# [TASK OBJECTIVE]
Repeat each entry word for word. Leave any images out of the copy.

# [Some records]
___

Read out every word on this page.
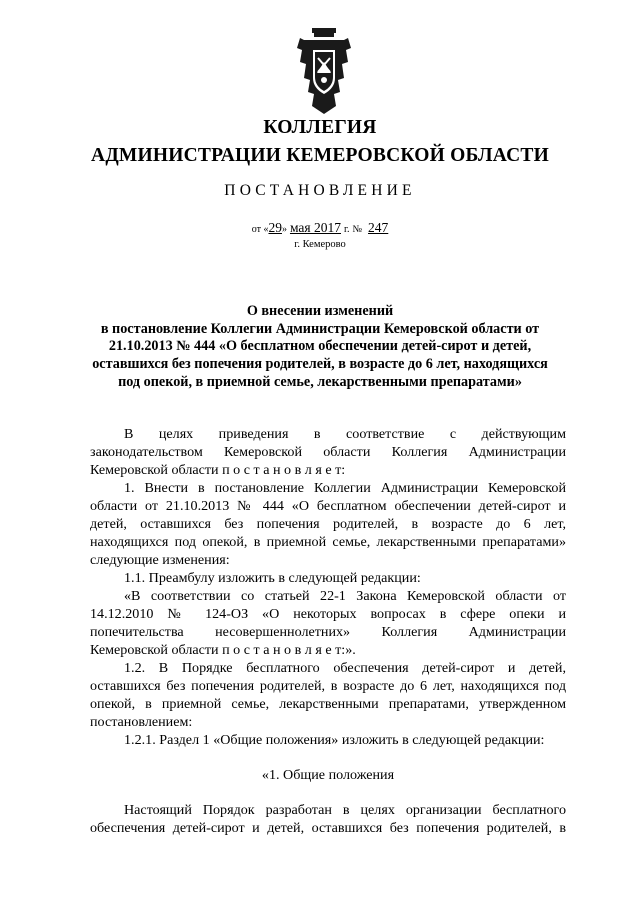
КОЛЛЕГИЯ
АДМИНИСТРАЦИИ КЕМЕРОВСКОЙ ОБЛАСТИ
ПОСТАНОВЛЕНИЕ
от «29» мая 2017 г. № 247
г. Кемерово
О внесении изменений
в постановление Коллегии Администрации Кемеровской области от
21.10.2013 № 444 «О бесплатном обеспечении детей-сирот и детей,
оставшихся без попечения родителей, в возрасте до 6 лет, находящихся
под опекой, в приемной семье, лекарственными препаратами»
В целях приведения в соответствие с действующим
законодательством Кемеровской области Коллегия Администрации
Кемеровской области п о с т а н о в л я е т:
1. Внести в постановление Коллегии Администрации Кемеровской
области от 21.10.2013 № 444 «О бесплатном обеспечении детей-сирот и
детей, оставшихся без попечения родителей, в возрасте до 6 лет,
находящихся под опекой, в приемной семье, лекарственными препаратами»
следующие изменения:
1.1. Преамбулу изложить в следующей редакции:
«В соответствии со статьей 22-1 Закона Кемеровской области от
14.12.2010 № 124-ОЗ «О некоторых вопросах в сфере опеки и
попечительства несовершеннолетних» Коллегия Администрации
Кемеровской области п о с т а н о в л я е т:».
1.2. В Порядке бесплатного обеспечения детей-сирот и детей,
оставшихся без попечения родителей, в возрасте до 6 лет, находящихся под
опекой, в приемной семье, лекарственными препаратами, утвержденном
постановлением:
1.2.1. Раздел 1 «Общие положения» изложить в следующей редакции:
«1. Общие положения
Настоящий Порядок разработан в целях организации бесплатного
обеспечения детей-сирот и детей, оставшихся без попечения родителей, в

___

# [TASK OUTPUT]
Read out every word on this page.
КОЛЛЕГИЯ
АДМИНИСТРАЦИИ КЕМЕРОВСКОЙ ОБЛАСТИ
ПОСТАНОВЛЕНИЕ
от «29» мая 2017 г. № 247
г. Кемерово
О внесении изменений
в постановление Коллегии Администрации Кемеровской области от
21.10.2013 № 444 «О бесплатном обеспечении детей-сирот и детей,
оставшихся без попечения родителей, в возрасте до 6 лет, находящихся
под опекой, в приемной семье, лекарственными препаратами»
В целях приведения в соответствие с действующим
законодательством Кемеровской области Коллегия Администрации
Кемеровской области п о с т а н о в л я е т:
1. Внести в постановление Коллегии Администрации Кемеровской
области от 21.10.2013 № 444 «О бесплатном обеспечении детей-сирот и
детей, оставшихся без попечения родителей, в возрасте до 6 лет,
находящихся под опекой, в приемной семье, лекарственными препаратами»
следующие изменения:
1.1. Преамбулу изложить в следующей редакции:
«В соответствии со статьей 22-1 Закона Кемеровской области от
14.12.2010 № 124-ОЗ «О некоторых вопросах в сфере опеки и
попечительства несовершеннолетних» Коллегия Администрации
Кемеровской области п о с т а н о в л я е т:».
1.2. В Порядке бесплатного обеспечения детей-сирот и детей,
оставшихся без попечения родителей, в возрасте до 6 лет, находящихся под
опекой, в приемной семье, лекарственными препаратами, утвержденном
постановлением:
1.2.1. Раздел 1 «Общие положения» изложить в следующей редакции:
«1. Общие положения
Настоящий Порядок разработан в целях организации бесплатного
обеспечения детей-сирот и детей, оставшихся без попечения родителей, в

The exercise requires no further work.